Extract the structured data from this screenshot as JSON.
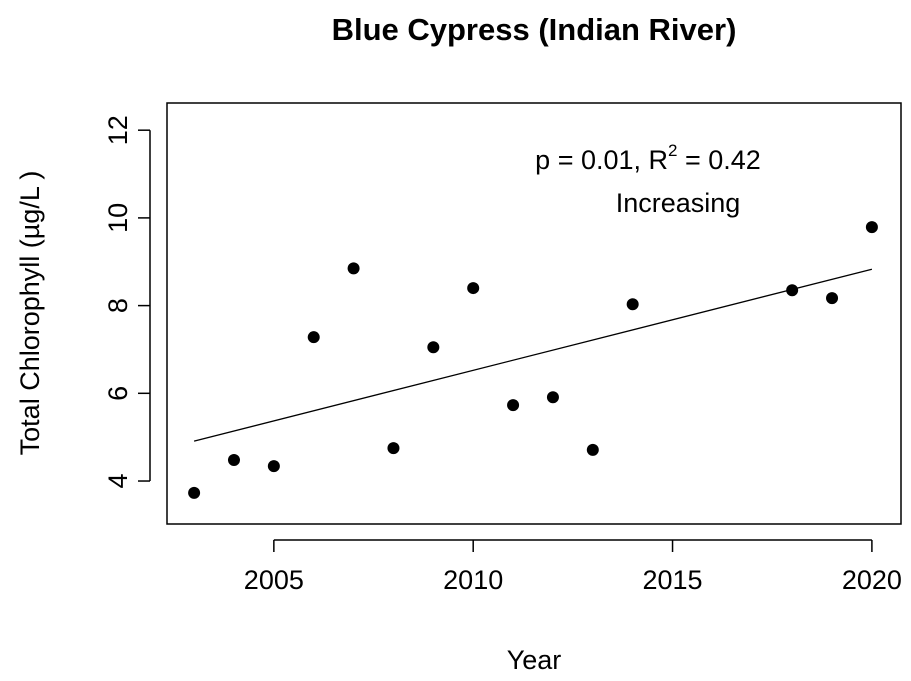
{
  "chart_data": {
    "type": "scatter",
    "title": "Blue Cypress (Indian River)",
    "x_label": "Year",
    "y_label": "Total Chlorophyll (µg/L )",
    "x": [
      2003,
      2004,
      2005,
      2006,
      2007,
      2008,
      2009,
      2010,
      2011,
      2012,
      2013,
      2014,
      2018,
      2019,
      2020
    ],
    "values": [
      3.73,
      4.48,
      4.34,
      7.28,
      8.85,
      4.75,
      7.05,
      8.4,
      5.73,
      5.91,
      4.71,
      8.03,
      8.35,
      8.17,
      9.79
    ],
    "color": "#000000",
    "trend_line": {
      "x": [
        2003,
        2020
      ],
      "values": [
        4.91,
        8.83
      ],
      "color": "#000000"
    },
    "annotation": {
      "text_before": "p = 0.01, R",
      "superscript": "2",
      "text_after": " = 0.42",
      "direction": "Increasing"
    },
    "xlim": [
      2002.32,
      2020.73
    ],
    "xticks": [
      2005,
      2010,
      2015,
      2020
    ],
    "ylim": [
      3.02,
      12.62
    ],
    "yticks": [
      4,
      6,
      8,
      10,
      12
    ]
  }
}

::::

* [Goal of the exercise]: Can you restate all the records above word for word while dropping the pictures?

* [Exercise output]:
Extract the structured data from this screenshot as JSON.
{
  "chart_data": {
    "type": "scatter",
    "title": "Blue Cypress (Indian River)",
    "x_label": "Year",
    "y_label": "Total Chlorophyll (µg/L )",
    "x": [
      2003,
      2004,
      2005,
      2006,
      2007,
      2008,
      2009,
      2010,
      2011,
      2012,
      2013,
      2014,
      2018,
      2019,
      2020
    ],
    "values": [
      3.73,
      4.48,
      4.34,
      7.28,
      8.85,
      4.75,
      7.05,
      8.4,
      5.73,
      5.91,
      4.71,
      8.03,
      8.35,
      8.17,
      9.79
    ],
    "color": "#000000",
    "trend_line": {
      "x": [
        2003,
        2020
      ],
      "values": [
        4.91,
        8.83
      ],
      "color": "#000000"
    },
    "annotation": {
      "text_before": "p = 0.01, R",
      "superscript": "2",
      "text_after": " = 0.42",
      "direction": "Increasing"
    },
    "xlim": [
      2002.32,
      2020.73
    ],
    "xticks": [
      2005,
      2010,
      2015,
      2020
    ],
    "ylim": [
      3.02,
      12.62
    ],
    "yticks": [
      4,
      6,
      8,
      10,
      12
    ]
  }
}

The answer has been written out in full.